Items listed in a dataset:

----

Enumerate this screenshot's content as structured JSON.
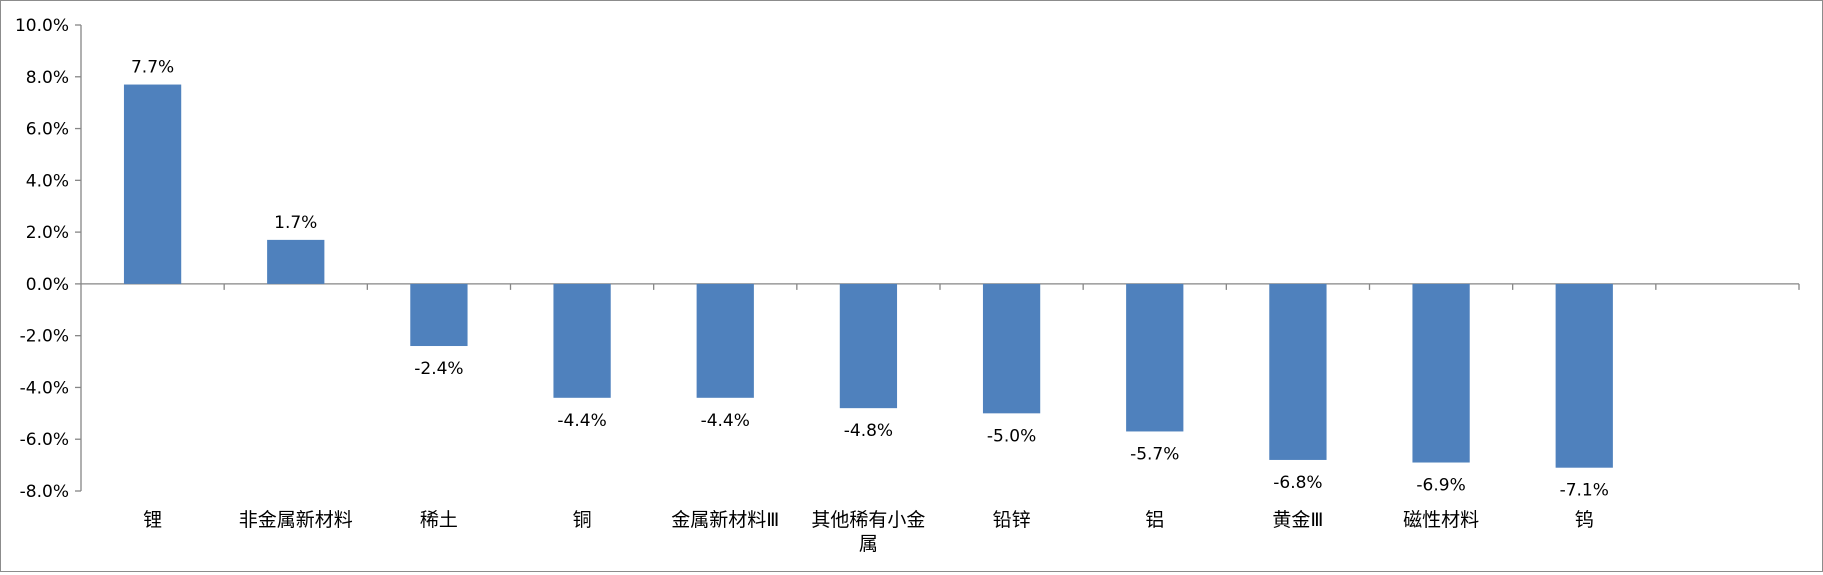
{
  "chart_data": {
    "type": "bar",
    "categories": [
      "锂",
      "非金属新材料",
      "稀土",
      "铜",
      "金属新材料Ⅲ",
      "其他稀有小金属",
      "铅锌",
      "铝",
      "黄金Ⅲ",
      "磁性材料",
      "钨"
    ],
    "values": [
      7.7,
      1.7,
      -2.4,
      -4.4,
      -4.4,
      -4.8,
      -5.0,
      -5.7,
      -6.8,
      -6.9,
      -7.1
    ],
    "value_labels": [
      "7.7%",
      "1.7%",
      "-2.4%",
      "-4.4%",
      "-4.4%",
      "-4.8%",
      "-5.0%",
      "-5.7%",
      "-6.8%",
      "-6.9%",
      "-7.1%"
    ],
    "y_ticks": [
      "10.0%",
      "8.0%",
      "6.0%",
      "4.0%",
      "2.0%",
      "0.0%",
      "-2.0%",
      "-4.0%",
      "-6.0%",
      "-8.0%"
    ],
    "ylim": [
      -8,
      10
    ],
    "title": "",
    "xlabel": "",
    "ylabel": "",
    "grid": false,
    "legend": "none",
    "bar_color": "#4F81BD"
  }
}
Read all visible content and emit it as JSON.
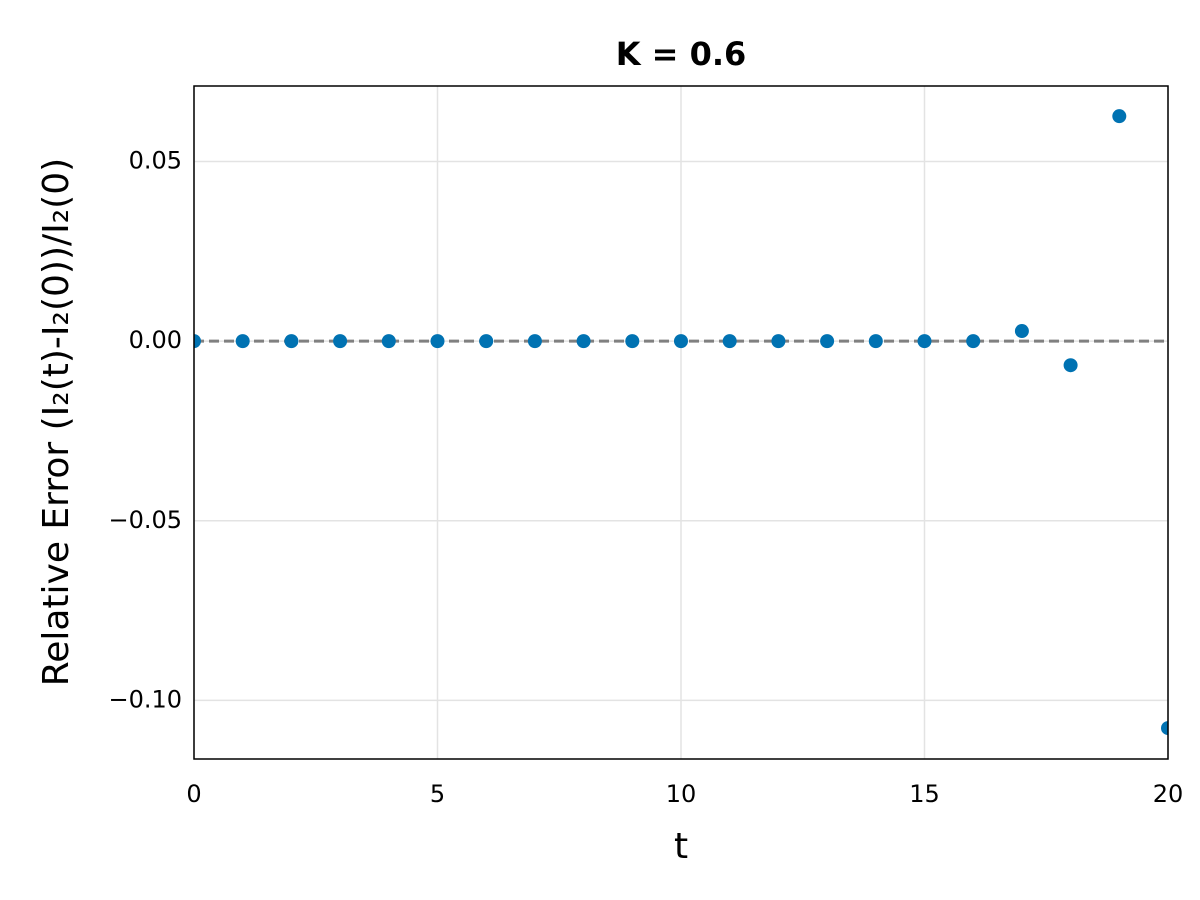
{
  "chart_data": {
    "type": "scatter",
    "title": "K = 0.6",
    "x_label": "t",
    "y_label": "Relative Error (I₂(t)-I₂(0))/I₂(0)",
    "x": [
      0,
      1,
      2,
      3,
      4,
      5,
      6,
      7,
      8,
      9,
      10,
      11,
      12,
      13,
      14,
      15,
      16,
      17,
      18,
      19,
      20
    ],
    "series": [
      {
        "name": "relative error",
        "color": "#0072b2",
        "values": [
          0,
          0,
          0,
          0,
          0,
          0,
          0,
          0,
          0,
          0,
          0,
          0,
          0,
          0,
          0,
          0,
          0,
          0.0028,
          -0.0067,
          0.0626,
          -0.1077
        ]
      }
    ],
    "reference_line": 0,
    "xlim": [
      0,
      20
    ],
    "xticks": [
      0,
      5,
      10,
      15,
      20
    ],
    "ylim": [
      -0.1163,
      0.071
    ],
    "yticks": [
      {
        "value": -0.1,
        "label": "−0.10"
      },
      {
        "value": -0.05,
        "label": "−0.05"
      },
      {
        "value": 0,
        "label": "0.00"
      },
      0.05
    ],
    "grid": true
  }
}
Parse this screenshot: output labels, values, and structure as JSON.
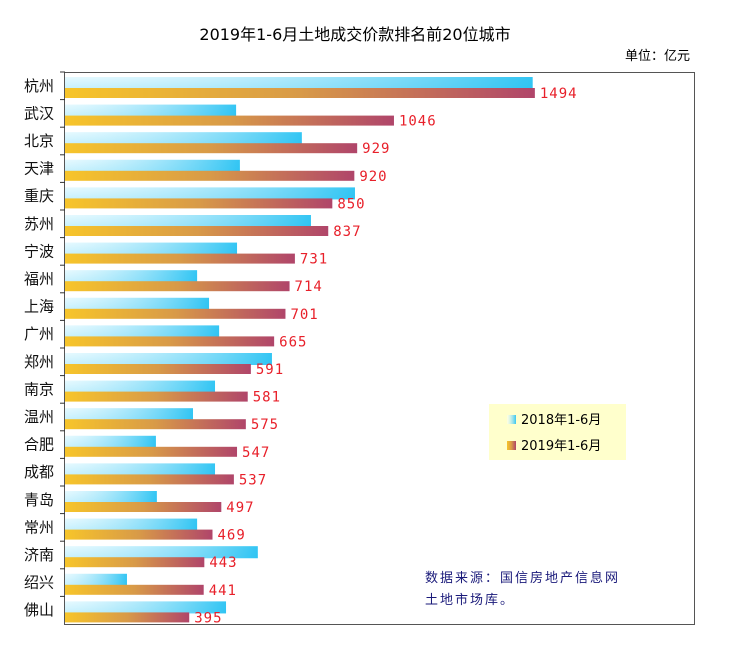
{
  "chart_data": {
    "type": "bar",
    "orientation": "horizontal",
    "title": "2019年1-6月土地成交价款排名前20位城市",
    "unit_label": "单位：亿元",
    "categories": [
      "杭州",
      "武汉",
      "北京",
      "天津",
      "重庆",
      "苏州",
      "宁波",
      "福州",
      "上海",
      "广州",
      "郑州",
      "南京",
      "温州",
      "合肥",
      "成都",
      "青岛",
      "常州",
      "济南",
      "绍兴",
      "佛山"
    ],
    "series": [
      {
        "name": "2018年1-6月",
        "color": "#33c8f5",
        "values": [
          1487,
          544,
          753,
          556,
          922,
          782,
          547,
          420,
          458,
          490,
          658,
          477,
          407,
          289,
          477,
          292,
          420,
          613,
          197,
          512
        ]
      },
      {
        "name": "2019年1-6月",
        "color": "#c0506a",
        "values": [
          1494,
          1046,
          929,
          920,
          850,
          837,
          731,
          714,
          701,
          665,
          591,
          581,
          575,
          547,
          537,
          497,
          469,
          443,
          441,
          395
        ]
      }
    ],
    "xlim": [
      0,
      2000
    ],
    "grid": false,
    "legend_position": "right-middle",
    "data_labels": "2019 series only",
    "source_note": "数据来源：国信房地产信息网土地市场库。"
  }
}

----

→ Written task: In the listing, find each line with the string "this" and copy it.

→ Full solution:
Enumerate this screenshot's content as structured JSON.
Parse this screenshot: output labels, values, and structure as JSON.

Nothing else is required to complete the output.